The exercise
Scan the material and copy every line in which "JSON" appears.

Part of a data file
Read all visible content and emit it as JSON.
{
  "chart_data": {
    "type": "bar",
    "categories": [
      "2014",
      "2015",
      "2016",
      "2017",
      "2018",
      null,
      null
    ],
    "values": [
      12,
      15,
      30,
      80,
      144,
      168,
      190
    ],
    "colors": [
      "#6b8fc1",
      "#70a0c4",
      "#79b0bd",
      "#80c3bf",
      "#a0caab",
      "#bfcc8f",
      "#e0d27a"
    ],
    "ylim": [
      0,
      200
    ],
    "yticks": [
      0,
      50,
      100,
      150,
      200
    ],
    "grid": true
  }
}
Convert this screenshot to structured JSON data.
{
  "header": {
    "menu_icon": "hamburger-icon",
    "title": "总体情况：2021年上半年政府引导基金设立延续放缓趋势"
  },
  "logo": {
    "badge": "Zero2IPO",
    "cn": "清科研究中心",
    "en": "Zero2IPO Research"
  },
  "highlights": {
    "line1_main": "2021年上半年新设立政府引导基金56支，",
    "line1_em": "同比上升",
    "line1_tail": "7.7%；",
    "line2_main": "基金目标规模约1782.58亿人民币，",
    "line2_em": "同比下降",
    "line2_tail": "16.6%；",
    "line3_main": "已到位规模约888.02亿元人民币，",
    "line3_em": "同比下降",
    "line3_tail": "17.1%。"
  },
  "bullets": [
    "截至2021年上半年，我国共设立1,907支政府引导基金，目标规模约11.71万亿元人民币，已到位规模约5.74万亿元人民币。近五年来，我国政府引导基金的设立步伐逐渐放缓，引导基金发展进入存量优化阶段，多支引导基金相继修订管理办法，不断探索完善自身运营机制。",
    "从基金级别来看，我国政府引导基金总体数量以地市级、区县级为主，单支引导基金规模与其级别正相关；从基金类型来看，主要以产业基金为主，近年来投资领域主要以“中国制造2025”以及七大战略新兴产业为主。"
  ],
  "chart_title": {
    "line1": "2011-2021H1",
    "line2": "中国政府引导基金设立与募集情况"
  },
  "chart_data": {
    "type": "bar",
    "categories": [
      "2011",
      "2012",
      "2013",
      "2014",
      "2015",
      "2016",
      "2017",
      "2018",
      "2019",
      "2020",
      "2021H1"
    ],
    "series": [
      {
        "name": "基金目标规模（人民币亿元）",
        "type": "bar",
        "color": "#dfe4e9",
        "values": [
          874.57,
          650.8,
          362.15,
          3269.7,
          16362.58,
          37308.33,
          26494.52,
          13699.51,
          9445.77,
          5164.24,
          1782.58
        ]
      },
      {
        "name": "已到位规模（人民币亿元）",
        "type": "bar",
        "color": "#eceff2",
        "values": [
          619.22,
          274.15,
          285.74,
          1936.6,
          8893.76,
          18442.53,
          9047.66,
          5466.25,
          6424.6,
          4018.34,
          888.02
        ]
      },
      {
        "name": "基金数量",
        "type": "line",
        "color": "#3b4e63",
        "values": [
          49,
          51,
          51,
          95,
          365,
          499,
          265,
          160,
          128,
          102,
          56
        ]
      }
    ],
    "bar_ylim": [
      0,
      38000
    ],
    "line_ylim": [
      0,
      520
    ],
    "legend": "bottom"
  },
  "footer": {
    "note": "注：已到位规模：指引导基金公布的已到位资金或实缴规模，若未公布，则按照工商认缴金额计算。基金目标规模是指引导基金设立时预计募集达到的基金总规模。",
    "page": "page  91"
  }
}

The output
Read all visible content and emit it as JSON.
Convert this screenshot to structured JSON data.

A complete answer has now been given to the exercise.